** START GIVEN DATA **

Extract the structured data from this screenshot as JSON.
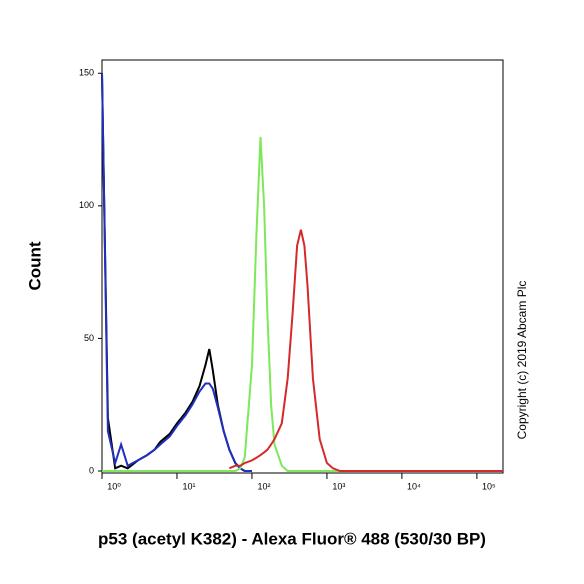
{
  "chart_data": {
    "type": "line",
    "log_x": true,
    "x_label": "p53 (acetyl K382) - Alexa Fluor® 488 (530/30 BP)",
    "y_label": "Count",
    "annotation": "Copyright (c) 2019 Abcam Plc",
    "x": [
      1,
      1.2,
      1.5,
      1.8,
      2.2,
      3,
      4,
      5,
      6,
      8,
      10,
      13,
      16,
      20,
      24,
      27,
      30,
      35,
      42,
      50,
      60,
      70,
      80,
      100,
      115,
      130,
      145,
      160,
      180,
      200,
      250,
      300,
      350,
      400,
      450,
      500,
      550,
      650,
      800,
      1000,
      1200,
      1500,
      3000,
      10000,
      100000,
      223000
    ],
    "series": [
      {
        "color": "#000000",
        "values": [
          150,
          20,
          1,
          2,
          1,
          4,
          6,
          8,
          11,
          14,
          18,
          22,
          26,
          32,
          40,
          46,
          38,
          25,
          15,
          8,
          3,
          1,
          0,
          0,
          null,
          null,
          null,
          null,
          null,
          null,
          null,
          null,
          null,
          null,
          null,
          null,
          null,
          null,
          null,
          null,
          null,
          null,
          null,
          null,
          null,
          null
        ]
      },
      {
        "color": "#1f2fbf",
        "values": [
          150,
          15,
          3,
          10,
          2,
          4,
          6,
          8,
          10,
          13,
          17,
          21,
          25,
          30,
          33,
          33,
          31,
          24,
          15,
          8,
          3,
          1,
          0,
          0,
          null,
          null,
          null,
          null,
          null,
          null,
          null,
          null,
          null,
          null,
          null,
          null,
          null,
          null,
          null,
          null,
          null,
          null,
          null,
          null,
          null,
          null
        ]
      },
      {
        "color": "#7de85a",
        "values": [
          0,
          0,
          0,
          0,
          0,
          0,
          0,
          0,
          0,
          0,
          0,
          0,
          0,
          0,
          0,
          0,
          0,
          0,
          0,
          0,
          0,
          1,
          5,
          40,
          90,
          126,
          100,
          60,
          25,
          10,
          2,
          0,
          0,
          0,
          0,
          0,
          0,
          0,
          0,
          0,
          0,
          0,
          0,
          0,
          0,
          0
        ]
      },
      {
        "color": "#d42a2a",
        "values": [
          null,
          null,
          null,
          null,
          null,
          null,
          null,
          null,
          null,
          null,
          null,
          null,
          null,
          null,
          null,
          null,
          null,
          null,
          null,
          1,
          2,
          2,
          3,
          4,
          5,
          6,
          7,
          8,
          10,
          12,
          18,
          35,
          60,
          85,
          91,
          85,
          70,
          35,
          12,
          3,
          1,
          0,
          0,
          0,
          0,
          0
        ]
      }
    ],
    "xlim": [
      1,
      223000
    ],
    "ylim": [
      0,
      155
    ],
    "xticks": [
      {
        "value": 1,
        "label": "10⁰"
      },
      {
        "value": 10,
        "label": "10¹"
      },
      {
        "value": 100,
        "label": "10²"
      },
      {
        "value": 1000,
        "label": "10³"
      },
      {
        "value": 10000,
        "label": "10⁴"
      },
      {
        "value": 100000,
        "label": "10⁵"
      }
    ],
    "yticks": [
      0,
      50,
      100,
      150
    ]
  }
}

** END GIVEN DATA **

• _GOAL_
Identify each line in the entries with the word "color" and copy it.

• _REPLY TO THE TASK_
        "color": "#000000",
        "color": "#1f2fbf",
        "color": "#7de85a",
        "color": "#d42a2a",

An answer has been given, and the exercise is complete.